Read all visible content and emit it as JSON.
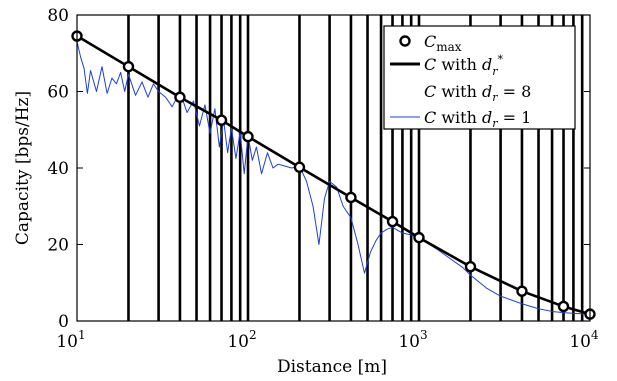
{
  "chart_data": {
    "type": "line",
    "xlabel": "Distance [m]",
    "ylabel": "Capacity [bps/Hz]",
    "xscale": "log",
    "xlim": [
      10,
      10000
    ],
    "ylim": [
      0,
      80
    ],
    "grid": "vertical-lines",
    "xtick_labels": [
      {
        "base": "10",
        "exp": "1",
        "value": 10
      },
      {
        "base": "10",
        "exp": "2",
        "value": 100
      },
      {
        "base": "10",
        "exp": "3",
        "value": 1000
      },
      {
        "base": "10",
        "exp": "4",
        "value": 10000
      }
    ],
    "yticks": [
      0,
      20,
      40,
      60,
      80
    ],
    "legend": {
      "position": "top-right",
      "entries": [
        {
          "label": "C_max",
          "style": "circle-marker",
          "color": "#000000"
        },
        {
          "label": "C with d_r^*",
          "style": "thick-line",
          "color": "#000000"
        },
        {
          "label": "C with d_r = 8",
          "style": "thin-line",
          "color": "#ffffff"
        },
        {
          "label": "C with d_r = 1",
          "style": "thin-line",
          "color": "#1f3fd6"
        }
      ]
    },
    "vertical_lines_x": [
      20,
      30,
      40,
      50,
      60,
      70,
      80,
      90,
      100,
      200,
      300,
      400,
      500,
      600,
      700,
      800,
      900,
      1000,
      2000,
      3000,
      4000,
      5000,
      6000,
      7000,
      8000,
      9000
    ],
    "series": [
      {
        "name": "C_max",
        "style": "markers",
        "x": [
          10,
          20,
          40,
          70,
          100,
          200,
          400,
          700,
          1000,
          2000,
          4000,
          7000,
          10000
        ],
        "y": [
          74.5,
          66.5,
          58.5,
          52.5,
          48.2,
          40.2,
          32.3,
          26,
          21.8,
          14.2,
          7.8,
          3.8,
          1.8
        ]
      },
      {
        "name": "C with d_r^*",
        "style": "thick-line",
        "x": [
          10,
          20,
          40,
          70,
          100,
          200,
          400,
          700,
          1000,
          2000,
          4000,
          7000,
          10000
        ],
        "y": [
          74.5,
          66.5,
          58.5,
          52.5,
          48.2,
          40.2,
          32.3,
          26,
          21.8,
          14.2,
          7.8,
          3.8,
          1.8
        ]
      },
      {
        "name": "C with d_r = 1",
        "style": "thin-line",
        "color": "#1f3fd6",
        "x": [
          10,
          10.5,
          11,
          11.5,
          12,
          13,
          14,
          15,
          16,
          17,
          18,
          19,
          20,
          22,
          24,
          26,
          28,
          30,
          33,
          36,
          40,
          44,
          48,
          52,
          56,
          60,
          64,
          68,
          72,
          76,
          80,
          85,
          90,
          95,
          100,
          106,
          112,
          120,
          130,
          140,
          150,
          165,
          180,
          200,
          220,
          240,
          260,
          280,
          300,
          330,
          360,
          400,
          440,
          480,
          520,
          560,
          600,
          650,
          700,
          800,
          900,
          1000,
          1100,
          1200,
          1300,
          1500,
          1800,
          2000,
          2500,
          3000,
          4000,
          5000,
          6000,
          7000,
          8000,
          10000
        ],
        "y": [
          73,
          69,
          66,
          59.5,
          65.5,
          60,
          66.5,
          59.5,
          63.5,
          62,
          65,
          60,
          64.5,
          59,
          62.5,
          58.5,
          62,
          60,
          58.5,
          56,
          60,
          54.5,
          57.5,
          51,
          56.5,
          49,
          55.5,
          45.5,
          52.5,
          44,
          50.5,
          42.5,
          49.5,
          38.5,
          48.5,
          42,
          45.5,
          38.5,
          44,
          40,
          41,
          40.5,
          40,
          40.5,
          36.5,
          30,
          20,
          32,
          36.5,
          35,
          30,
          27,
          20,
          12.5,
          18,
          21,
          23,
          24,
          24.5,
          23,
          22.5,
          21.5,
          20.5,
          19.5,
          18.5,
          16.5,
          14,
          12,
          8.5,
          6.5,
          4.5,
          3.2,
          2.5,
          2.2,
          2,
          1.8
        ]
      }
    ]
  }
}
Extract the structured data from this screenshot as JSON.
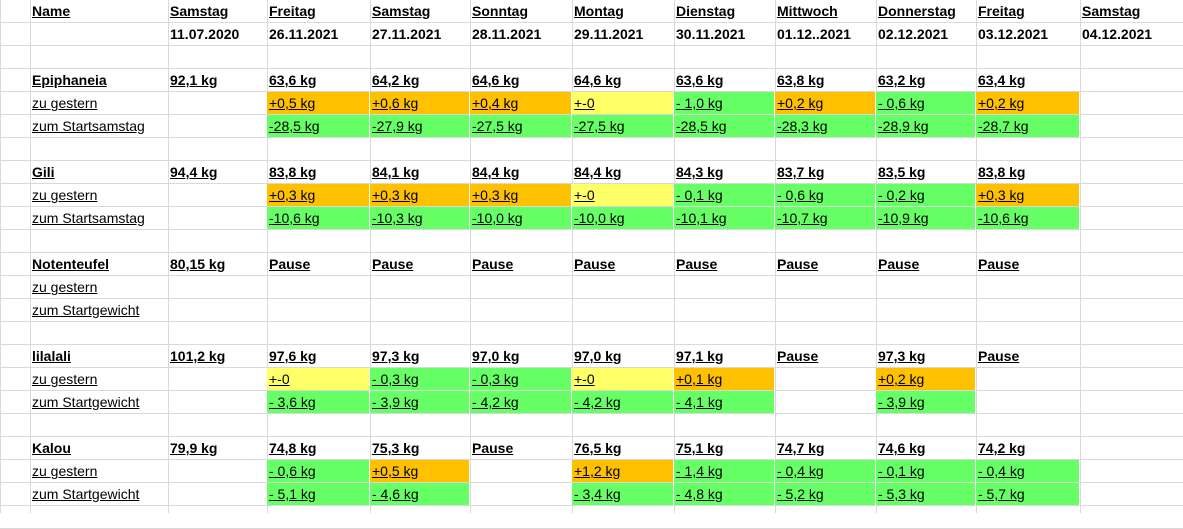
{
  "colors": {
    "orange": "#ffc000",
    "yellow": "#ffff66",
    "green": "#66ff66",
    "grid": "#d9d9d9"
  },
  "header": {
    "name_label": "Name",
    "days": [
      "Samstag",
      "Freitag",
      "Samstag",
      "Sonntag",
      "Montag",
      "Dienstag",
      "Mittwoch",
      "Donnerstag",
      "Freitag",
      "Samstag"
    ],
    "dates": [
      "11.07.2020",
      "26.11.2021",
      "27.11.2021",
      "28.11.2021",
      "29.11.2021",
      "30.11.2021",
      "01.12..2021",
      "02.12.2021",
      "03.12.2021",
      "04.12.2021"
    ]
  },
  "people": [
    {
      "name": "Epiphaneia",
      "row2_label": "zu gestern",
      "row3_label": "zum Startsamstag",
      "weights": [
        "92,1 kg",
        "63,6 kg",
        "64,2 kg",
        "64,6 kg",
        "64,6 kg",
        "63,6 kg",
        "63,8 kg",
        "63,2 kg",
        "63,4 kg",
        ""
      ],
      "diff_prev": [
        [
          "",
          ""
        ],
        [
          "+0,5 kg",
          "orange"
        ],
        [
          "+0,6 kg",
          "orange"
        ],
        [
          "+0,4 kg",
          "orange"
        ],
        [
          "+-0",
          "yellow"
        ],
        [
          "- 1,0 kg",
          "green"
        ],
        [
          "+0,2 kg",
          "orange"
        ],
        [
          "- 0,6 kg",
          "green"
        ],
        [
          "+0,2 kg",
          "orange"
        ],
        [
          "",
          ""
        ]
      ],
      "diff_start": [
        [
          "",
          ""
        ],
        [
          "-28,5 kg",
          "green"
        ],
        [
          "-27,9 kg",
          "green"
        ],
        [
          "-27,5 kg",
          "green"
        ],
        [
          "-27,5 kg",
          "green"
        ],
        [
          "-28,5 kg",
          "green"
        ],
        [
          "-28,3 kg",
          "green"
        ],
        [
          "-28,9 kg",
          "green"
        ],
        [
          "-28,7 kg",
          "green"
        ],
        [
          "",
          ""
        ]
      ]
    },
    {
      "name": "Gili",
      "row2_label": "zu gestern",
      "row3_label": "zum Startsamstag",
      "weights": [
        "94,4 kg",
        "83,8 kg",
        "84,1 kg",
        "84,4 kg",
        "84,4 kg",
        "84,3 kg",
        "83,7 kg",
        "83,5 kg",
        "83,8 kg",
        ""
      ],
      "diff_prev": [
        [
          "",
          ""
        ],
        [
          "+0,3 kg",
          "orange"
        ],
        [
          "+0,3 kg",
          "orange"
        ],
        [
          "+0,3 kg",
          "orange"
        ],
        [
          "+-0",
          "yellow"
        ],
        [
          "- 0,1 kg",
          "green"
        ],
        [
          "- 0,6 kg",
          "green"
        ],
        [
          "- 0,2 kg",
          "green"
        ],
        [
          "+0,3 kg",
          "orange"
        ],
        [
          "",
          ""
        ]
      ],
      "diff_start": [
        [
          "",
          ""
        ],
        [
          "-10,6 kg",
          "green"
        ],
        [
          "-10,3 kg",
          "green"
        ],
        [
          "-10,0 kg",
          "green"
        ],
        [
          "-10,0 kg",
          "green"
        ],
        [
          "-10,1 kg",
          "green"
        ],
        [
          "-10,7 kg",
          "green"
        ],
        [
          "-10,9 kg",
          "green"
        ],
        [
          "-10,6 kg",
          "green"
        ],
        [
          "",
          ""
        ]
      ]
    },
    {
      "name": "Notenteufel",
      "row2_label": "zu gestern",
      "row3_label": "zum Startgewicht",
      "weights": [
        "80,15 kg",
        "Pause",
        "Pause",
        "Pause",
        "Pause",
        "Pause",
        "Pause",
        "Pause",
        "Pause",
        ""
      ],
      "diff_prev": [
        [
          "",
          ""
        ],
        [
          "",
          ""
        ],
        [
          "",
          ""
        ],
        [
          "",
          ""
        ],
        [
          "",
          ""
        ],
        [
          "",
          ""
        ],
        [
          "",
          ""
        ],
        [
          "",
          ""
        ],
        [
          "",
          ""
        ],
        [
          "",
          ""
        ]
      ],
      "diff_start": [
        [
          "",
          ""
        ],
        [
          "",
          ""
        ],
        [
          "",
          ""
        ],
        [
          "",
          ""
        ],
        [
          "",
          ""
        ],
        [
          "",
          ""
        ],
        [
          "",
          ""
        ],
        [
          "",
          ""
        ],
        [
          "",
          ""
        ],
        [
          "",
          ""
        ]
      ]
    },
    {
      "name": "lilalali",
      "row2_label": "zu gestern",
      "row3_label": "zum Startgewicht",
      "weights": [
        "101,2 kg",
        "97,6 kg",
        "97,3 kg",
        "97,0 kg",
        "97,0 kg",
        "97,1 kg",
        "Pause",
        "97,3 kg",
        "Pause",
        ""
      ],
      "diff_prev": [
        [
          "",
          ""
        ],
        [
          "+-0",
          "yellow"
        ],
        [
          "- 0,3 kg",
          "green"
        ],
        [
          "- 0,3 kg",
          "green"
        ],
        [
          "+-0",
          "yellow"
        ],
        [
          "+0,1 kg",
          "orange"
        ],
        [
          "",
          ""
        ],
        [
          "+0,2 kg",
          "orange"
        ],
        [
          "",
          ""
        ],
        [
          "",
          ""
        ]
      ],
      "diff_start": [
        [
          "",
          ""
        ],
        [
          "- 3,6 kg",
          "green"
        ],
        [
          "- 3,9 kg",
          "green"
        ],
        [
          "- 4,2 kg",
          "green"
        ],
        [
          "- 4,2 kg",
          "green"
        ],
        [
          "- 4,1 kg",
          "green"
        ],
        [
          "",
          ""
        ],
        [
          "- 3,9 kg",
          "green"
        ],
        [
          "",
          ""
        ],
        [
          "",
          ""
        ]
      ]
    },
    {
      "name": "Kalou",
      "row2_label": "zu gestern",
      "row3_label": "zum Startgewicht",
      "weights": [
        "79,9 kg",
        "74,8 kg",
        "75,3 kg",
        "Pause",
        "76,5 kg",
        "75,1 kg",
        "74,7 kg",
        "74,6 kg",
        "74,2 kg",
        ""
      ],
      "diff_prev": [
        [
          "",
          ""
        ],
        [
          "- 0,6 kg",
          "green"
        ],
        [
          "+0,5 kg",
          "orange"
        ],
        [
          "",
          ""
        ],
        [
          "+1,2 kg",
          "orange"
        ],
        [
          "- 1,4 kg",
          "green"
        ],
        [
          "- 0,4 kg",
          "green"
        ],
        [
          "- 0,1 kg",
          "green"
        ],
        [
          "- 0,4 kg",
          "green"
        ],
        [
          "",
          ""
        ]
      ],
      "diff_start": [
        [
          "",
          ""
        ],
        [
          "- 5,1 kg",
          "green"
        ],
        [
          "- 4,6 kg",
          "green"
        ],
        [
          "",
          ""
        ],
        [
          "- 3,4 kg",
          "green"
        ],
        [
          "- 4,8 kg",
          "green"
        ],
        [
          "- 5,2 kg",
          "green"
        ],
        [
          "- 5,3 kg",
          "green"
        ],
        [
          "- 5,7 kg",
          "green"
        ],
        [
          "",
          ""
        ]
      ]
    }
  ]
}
- - - - - - -
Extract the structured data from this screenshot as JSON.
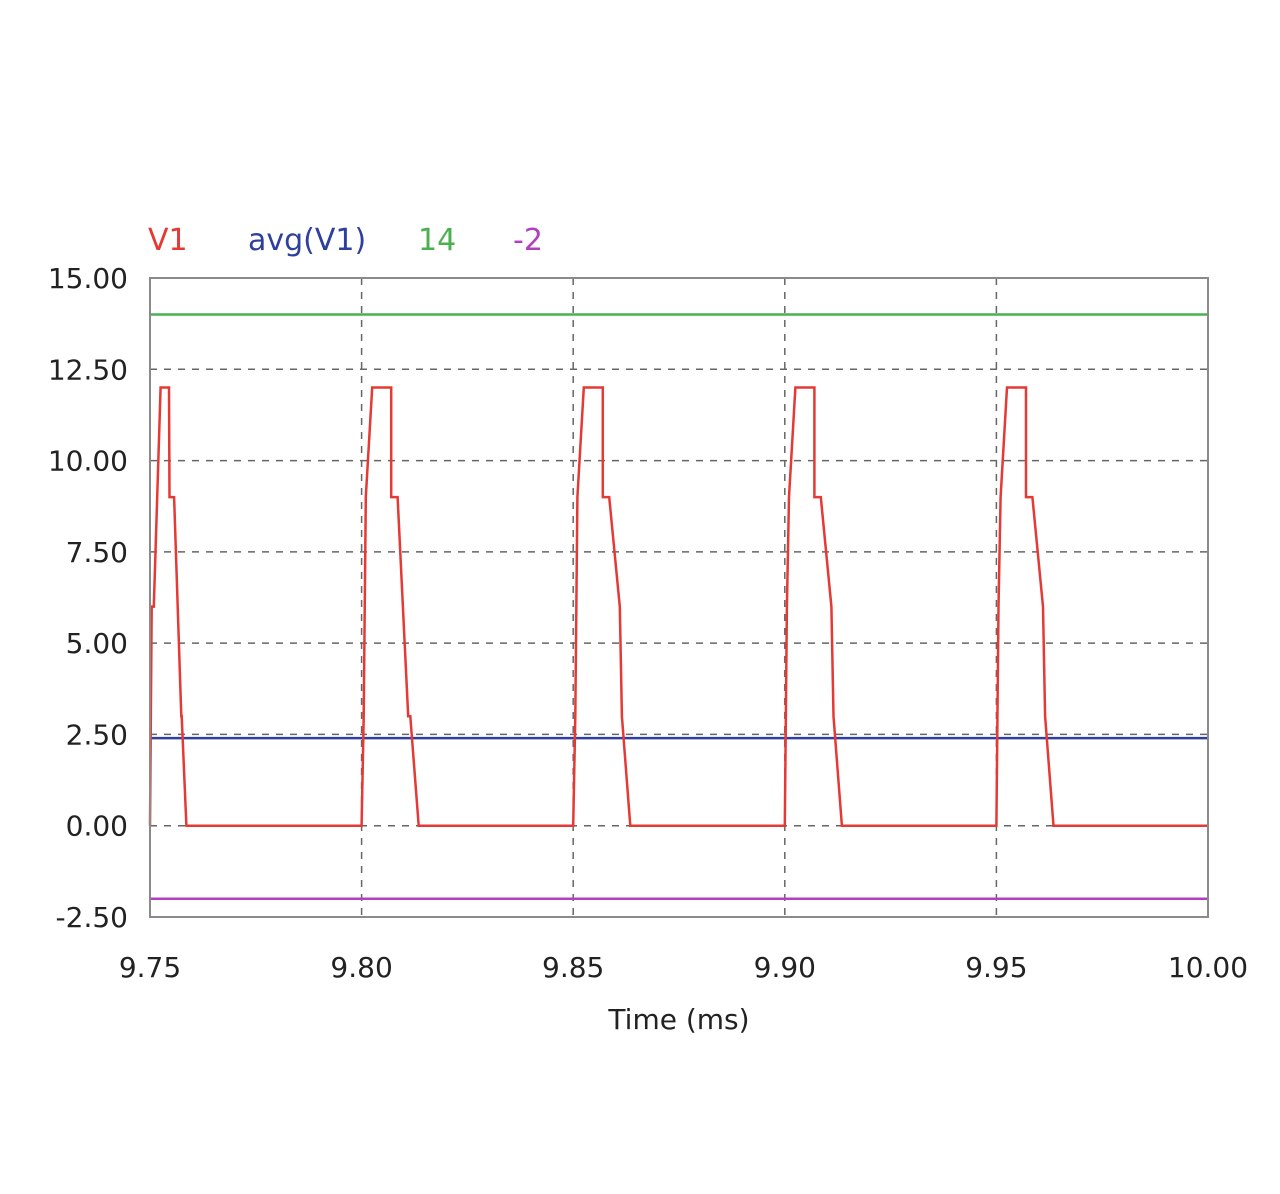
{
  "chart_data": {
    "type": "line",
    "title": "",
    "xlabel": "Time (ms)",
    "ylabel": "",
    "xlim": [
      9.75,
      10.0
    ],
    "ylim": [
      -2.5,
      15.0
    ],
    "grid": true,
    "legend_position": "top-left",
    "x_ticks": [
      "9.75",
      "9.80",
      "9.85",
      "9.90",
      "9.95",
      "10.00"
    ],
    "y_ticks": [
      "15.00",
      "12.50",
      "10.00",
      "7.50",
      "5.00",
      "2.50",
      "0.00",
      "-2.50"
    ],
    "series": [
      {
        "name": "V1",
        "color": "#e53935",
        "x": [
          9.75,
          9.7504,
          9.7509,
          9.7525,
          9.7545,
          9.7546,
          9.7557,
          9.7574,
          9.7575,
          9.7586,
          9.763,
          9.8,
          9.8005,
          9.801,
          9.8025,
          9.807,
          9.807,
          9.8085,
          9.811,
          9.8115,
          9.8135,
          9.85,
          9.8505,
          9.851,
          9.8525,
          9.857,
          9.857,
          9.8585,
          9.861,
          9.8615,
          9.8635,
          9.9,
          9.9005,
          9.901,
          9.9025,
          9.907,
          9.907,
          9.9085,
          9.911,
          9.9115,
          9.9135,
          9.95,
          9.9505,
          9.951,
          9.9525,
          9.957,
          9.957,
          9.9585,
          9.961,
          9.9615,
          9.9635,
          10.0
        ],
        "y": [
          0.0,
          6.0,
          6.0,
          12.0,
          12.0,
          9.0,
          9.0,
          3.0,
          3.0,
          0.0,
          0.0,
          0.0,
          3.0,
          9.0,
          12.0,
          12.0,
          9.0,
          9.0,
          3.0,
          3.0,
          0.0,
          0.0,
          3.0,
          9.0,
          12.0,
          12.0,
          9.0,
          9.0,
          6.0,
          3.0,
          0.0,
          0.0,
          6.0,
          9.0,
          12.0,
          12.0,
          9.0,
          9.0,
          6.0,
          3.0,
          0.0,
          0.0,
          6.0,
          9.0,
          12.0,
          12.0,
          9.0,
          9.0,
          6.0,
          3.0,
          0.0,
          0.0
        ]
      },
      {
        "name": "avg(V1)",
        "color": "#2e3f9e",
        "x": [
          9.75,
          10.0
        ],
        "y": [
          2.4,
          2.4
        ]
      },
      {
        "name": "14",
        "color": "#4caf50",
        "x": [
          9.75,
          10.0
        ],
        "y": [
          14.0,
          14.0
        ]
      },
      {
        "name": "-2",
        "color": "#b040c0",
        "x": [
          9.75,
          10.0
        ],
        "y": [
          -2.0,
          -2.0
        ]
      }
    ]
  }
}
- - - - - - -
Scan the records above for the string "style", then select every line that holds it.

OUTPUT
          "style": "circle-marker",
          "style": "thick-line",
          "style": "thin-line",
          "style": "thin-line",
        "style": "markers",
        "style": "thick-line",
        "style": "thin-line",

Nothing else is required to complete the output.